> _Task objective_: Copy out the records from the line containing "legend: ε2x ε2y ε2z: [1143, 44, 1334, 216]" through the line containing "x-tick-label: 10: [526, 872, 577, 918]", keeping them exactly as they appear.

> _Given records_:
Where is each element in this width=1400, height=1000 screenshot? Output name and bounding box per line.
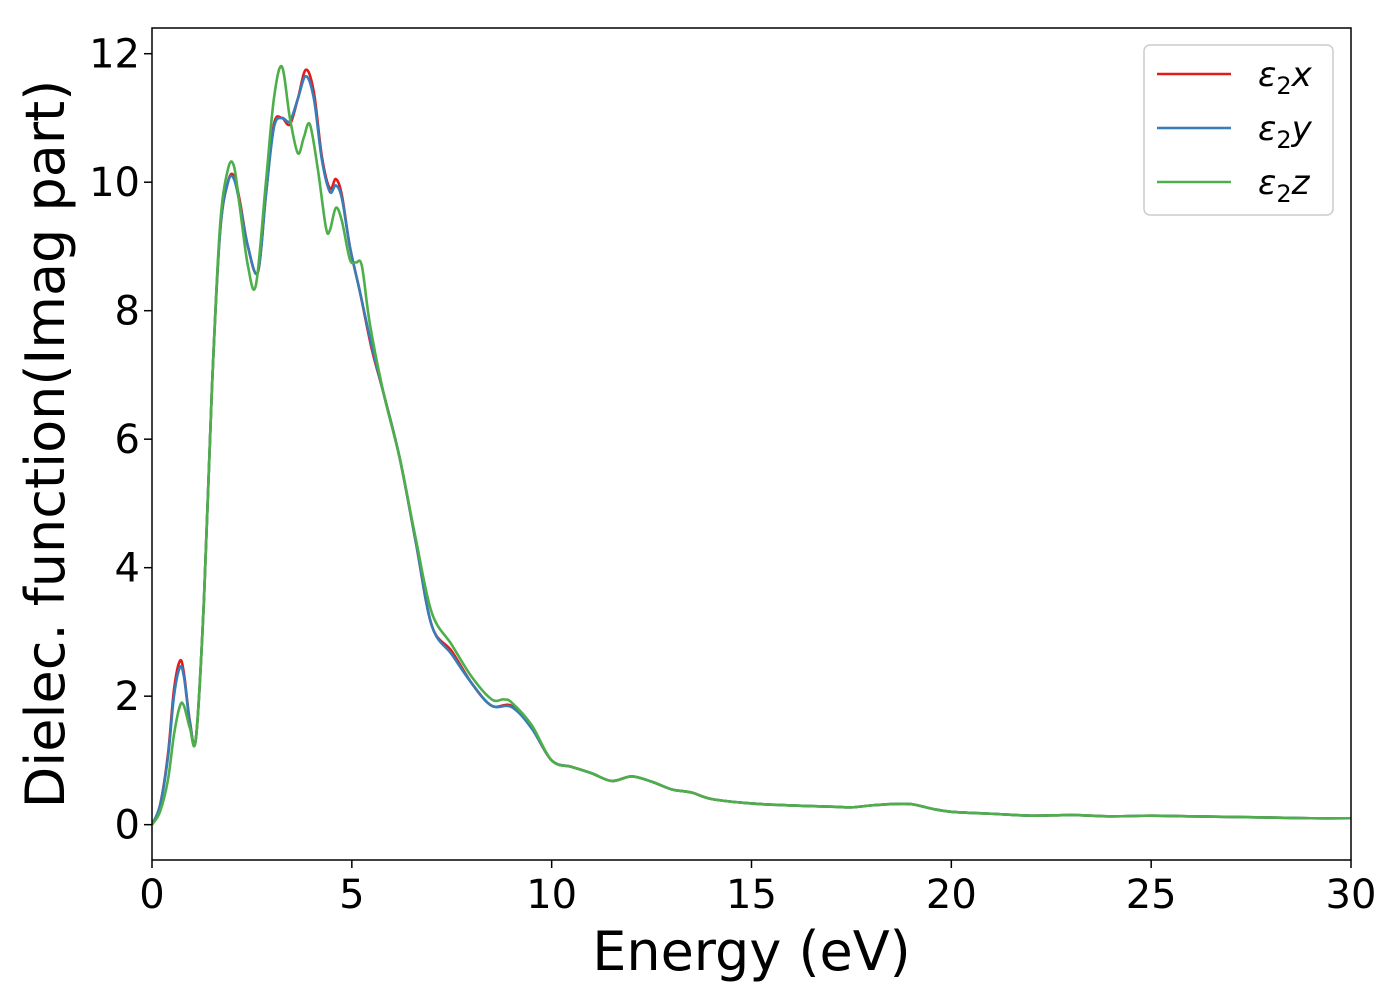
legend: ε2x ε2y ε2z: [1143, 44, 1334, 216]
x-tick-label: 15: [726, 872, 777, 918]
y-tick-label: 8: [115, 289, 140, 335]
y-tick-label: 4: [115, 546, 140, 592]
y-tick-label: 6: [115, 417, 140, 463]
y-tick-label: 2: [115, 674, 140, 720]
x-tick-label: 30: [1326, 872, 1377, 918]
y-tick-label: 10: [89, 160, 140, 206]
y-tick-label: 0: [115, 803, 140, 849]
legend-box: [1143, 44, 1334, 216]
x-tick-label: 5: [339, 872, 364, 918]
x-tick-label: 25: [1126, 872, 1177, 918]
plot-area: [152, 64, 1351, 826]
legend-label-x: ε2x: [1258, 55, 1313, 100]
series-line-z: [152, 64, 1351, 826]
y-tick-label: 12: [89, 32, 140, 78]
x-tick-label: 10: [526, 872, 577, 918]
x-axis-label: Energy (eV): [592, 920, 911, 983]
x-tick-label: 20: [926, 872, 977, 918]
legend-label-y: ε2y: [1258, 109, 1313, 154]
x-axis: 0 5 10 15 20 25 30: [139, 860, 1376, 918]
legend-label-z: ε2z: [1258, 163, 1311, 208]
y-axis: 0 2 4 6 8 10 12: [89, 32, 152, 849]
y-axis-label: Dielec. function(Imag part): [14, 80, 77, 809]
x-tick-label: 0: [139, 872, 164, 918]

> _Final result_:
legend: ε2x ε2y ε2z: [1143, 44, 1334, 216]
x-tick-label: 15: [726, 872, 777, 918]
y-tick-label: 8: [115, 289, 140, 335]
y-tick-label: 4: [115, 546, 140, 592]
y-tick-label: 6: [115, 417, 140, 463]
y-tick-label: 2: [115, 674, 140, 720]
x-tick-label: 30: [1326, 872, 1377, 918]
y-tick-label: 10: [89, 160, 140, 206]
y-tick-label: 0: [115, 803, 140, 849]
legend-box: [1143, 44, 1334, 216]
x-tick-label: 5: [339, 872, 364, 918]
x-tick-label: 25: [1126, 872, 1177, 918]
plot-area: [152, 64, 1351, 826]
legend-label-x: ε2x: [1258, 55, 1313, 100]
series-line-z: [152, 64, 1351, 826]
y-tick-label: 12: [89, 32, 140, 78]
x-tick-label: 10: [526, 872, 577, 918]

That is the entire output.